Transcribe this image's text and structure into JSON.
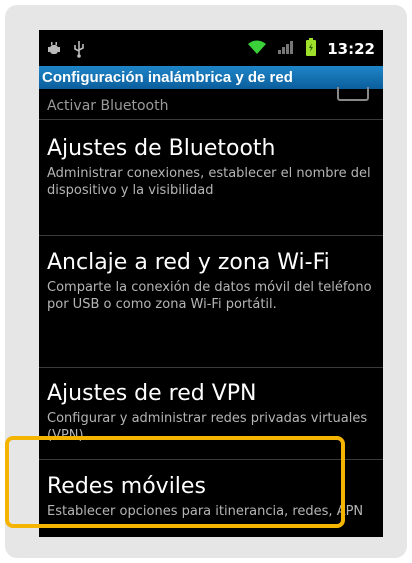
{
  "status_bar": {
    "time": "13:22",
    "icons": [
      "usb-debug-icon",
      "usb-icon",
      "wifi-icon",
      "signal-icon",
      "battery-icon"
    ]
  },
  "title": "Configuración inalámbrica y de red",
  "partial_item": "Activar Bluetooth",
  "items": [
    {
      "title": "Ajustes de Bluetooth",
      "summary": "Administrar conexiones, establecer el nombre del dispositivo y la visibilidad"
    },
    {
      "title": "Anclaje a red y zona Wi-Fi",
      "summary": "Comparte la conexión de datos móvil del teléfono por USB o como zona Wi-Fi portátil."
    },
    {
      "title": "Ajustes de red VPN",
      "summary": "Configurar y administrar redes privadas virtuales (VPN)"
    },
    {
      "title": "Redes móviles",
      "summary": "Establecer opciones para itinerancia, redes, APN"
    }
  ],
  "colors": {
    "title_bar": "#1a78bf",
    "highlight": "#f5b400",
    "background": "#000000"
  }
}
-*-
- What to work on -
Write out the records above exactly as they stand, leaving out every picture.

- Full answer -
Transcribe this image's text and structure into JSON.
{
  "status_bar": {
    "time": "13:22",
    "icons": [
      "usb-debug-icon",
      "usb-icon",
      "wifi-icon",
      "signal-icon",
      "battery-icon"
    ]
  },
  "title": "Configuración inalámbrica y de red",
  "partial_item": "Activar Bluetooth",
  "items": [
    {
      "title": "Ajustes de Bluetooth",
      "summary": "Administrar conexiones, establecer el nombre del dispositivo y la visibilidad"
    },
    {
      "title": "Anclaje a red y zona Wi-Fi",
      "summary": "Comparte la conexión de datos móvil del teléfono por USB o como zona Wi-Fi portátil."
    },
    {
      "title": "Ajustes de red VPN",
      "summary": "Configurar y administrar redes privadas virtuales (VPN)"
    },
    {
      "title": "Redes móviles",
      "summary": "Establecer opciones para itinerancia, redes, APN"
    }
  ],
  "colors": {
    "title_bar": "#1a78bf",
    "highlight": "#f5b400",
    "background": "#000000"
  }
}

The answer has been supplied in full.